_EXERCISE DETAILS_
Among the records below, find each line that includes the string "subtitle" and copy it.

_DATA IN THIS EXERCISE_
[START]

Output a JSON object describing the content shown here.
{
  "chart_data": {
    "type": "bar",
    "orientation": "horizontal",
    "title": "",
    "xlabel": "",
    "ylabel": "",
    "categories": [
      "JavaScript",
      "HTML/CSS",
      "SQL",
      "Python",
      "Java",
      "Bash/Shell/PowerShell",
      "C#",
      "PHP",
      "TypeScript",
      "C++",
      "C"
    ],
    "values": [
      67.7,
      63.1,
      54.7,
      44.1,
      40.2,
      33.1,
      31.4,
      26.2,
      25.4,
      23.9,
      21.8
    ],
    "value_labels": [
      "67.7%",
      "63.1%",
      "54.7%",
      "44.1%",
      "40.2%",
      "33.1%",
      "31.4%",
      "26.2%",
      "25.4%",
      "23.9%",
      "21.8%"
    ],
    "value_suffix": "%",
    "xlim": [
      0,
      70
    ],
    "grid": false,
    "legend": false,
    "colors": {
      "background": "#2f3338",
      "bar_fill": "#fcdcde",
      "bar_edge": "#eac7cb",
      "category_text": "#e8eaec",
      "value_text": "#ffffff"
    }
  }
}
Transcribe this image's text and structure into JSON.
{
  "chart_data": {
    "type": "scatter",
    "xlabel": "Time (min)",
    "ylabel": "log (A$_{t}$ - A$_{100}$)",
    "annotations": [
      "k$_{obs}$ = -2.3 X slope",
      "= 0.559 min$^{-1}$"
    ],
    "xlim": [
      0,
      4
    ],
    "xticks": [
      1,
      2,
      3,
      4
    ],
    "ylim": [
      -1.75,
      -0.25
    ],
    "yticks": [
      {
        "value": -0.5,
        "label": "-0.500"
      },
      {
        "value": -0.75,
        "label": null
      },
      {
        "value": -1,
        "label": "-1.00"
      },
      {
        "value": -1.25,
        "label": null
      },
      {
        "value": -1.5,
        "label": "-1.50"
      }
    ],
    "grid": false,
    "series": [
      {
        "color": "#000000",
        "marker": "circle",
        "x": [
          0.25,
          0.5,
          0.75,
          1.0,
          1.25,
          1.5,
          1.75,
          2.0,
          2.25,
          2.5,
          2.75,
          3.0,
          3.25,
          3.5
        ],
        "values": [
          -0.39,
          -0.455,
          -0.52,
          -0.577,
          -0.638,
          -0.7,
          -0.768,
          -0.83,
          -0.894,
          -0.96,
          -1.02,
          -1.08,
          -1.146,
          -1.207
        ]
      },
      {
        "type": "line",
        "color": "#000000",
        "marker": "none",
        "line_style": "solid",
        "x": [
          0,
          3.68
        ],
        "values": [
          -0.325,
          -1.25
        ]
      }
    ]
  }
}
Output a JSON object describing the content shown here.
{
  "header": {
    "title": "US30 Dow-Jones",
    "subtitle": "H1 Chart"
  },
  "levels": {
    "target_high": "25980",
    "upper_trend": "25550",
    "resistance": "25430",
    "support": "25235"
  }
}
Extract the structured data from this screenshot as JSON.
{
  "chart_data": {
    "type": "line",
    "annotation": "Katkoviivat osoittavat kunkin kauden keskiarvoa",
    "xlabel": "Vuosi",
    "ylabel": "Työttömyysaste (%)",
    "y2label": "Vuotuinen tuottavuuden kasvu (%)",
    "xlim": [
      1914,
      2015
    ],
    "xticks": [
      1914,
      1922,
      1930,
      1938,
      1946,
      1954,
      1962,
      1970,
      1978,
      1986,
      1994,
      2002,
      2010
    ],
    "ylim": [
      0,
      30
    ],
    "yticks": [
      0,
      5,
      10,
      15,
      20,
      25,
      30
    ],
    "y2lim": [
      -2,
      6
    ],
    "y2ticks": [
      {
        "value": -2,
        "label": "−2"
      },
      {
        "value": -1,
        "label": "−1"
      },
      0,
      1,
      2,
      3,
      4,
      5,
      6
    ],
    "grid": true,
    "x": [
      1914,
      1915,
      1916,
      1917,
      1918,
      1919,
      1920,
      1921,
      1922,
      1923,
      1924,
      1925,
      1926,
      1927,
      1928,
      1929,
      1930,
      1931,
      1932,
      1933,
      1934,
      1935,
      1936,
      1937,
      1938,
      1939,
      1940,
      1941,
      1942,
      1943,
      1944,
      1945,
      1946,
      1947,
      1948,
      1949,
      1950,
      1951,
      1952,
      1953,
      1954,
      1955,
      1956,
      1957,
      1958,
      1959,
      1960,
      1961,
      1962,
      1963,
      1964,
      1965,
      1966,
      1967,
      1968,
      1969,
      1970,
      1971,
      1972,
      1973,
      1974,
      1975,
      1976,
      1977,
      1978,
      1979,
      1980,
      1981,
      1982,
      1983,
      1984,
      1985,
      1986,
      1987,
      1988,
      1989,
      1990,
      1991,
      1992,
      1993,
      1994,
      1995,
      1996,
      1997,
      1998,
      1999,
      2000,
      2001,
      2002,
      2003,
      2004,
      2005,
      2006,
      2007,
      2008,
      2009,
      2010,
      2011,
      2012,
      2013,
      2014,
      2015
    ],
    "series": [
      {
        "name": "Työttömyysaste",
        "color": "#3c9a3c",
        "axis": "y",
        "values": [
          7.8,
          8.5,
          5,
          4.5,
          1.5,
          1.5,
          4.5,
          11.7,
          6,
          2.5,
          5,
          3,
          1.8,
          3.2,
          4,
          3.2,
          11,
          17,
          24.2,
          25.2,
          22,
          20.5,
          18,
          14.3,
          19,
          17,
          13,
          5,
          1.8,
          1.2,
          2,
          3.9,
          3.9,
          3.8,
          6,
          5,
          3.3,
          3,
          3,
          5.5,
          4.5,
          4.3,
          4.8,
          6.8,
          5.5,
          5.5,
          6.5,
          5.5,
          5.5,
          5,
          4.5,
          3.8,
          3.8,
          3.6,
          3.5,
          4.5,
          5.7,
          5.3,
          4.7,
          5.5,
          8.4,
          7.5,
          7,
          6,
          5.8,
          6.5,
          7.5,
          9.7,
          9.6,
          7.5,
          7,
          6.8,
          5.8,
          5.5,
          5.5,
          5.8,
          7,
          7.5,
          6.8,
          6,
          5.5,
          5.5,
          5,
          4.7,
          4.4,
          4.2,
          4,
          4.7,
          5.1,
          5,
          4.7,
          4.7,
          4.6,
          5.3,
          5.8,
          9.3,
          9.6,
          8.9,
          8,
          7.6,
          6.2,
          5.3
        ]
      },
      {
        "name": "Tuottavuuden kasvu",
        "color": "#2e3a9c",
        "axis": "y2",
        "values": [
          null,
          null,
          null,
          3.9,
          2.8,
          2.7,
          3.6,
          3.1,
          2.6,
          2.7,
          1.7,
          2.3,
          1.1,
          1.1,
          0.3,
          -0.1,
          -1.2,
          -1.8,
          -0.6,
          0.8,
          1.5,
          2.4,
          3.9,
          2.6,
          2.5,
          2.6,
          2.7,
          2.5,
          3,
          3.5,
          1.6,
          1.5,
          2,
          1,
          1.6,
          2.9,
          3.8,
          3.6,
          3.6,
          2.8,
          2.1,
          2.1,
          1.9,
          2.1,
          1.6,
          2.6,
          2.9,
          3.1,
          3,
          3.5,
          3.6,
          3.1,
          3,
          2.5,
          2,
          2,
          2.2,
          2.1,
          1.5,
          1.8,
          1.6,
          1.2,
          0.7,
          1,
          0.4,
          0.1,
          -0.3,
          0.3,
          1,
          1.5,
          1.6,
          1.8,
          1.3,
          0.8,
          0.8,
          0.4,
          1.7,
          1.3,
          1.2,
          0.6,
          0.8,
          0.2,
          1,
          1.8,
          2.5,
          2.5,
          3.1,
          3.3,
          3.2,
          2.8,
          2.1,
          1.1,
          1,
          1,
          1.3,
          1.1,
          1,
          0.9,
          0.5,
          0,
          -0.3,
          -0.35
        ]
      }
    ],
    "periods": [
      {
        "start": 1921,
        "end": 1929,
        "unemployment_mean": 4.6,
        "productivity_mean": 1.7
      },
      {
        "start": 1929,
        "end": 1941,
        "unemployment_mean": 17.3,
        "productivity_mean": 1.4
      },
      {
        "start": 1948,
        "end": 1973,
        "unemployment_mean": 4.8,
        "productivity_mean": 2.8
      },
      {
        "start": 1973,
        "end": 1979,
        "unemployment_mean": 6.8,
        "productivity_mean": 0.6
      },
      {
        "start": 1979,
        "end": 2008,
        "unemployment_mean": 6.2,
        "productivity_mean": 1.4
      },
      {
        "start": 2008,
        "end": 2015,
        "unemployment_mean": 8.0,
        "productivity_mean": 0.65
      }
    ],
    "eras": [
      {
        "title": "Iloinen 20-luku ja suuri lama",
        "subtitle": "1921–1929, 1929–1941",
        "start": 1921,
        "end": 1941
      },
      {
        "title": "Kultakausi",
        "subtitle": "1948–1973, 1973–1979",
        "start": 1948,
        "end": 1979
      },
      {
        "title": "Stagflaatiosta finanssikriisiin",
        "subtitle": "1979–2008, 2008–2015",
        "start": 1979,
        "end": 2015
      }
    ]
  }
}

[END]

_WRITTEN SOLUTION_
    "subtitle": "H1 Chart"
        "subtitle": "1921–1929, 1929–1941",
        "subtitle": "1948–1973, 1973–1979",
        "subtitle": "1979–2008, 2008–2015",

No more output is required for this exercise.